● Objective: Look for the string "Location" in the lines and copy each line that has it.

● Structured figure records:
◆ ◆ ◆ ◆

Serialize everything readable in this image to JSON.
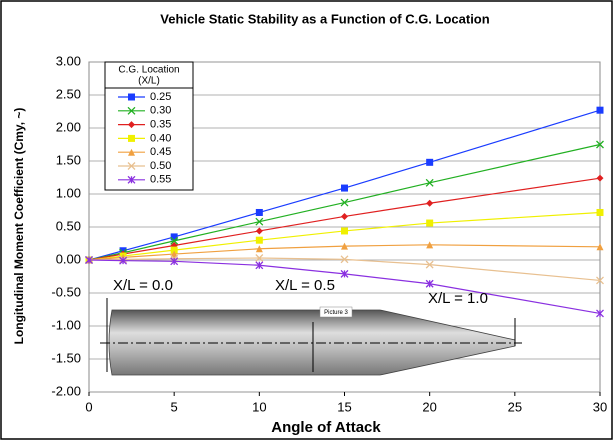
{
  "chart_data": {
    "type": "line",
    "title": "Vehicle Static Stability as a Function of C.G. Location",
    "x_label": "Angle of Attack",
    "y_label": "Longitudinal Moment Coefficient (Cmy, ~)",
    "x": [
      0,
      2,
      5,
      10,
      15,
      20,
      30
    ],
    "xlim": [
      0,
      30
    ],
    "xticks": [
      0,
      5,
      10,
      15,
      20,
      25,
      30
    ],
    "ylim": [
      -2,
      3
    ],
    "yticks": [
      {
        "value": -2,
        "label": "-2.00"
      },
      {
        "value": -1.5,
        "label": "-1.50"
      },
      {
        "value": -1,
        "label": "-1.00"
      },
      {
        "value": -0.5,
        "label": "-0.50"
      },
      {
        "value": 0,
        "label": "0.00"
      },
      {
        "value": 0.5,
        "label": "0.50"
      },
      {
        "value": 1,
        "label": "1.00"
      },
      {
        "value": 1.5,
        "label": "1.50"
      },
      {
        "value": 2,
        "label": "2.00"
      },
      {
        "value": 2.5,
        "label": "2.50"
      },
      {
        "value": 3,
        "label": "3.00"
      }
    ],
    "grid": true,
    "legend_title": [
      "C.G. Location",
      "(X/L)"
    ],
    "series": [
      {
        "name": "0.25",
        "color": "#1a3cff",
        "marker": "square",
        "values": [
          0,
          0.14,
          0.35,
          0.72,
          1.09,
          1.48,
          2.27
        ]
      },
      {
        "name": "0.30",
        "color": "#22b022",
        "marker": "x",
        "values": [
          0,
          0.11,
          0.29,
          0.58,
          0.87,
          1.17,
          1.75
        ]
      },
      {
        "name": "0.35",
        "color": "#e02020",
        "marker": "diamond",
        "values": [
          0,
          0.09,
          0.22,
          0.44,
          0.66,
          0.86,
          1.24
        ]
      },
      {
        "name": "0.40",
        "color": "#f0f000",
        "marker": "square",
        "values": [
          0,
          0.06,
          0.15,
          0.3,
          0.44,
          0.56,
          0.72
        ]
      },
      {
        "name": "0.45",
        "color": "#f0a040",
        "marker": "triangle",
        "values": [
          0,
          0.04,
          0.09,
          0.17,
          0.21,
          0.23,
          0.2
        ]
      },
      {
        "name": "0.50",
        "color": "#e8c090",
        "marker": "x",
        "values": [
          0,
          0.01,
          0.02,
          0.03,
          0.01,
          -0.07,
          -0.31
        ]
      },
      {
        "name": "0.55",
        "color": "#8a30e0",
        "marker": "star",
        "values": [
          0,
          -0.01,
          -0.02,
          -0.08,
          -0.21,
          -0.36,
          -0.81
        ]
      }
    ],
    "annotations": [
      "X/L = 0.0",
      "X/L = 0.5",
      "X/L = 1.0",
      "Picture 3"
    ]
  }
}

◆ ◆ ◆ ◆

● Task answer:
    "title": "Vehicle Static Stability as a Function of C.G. Location",
      "C.G. Location",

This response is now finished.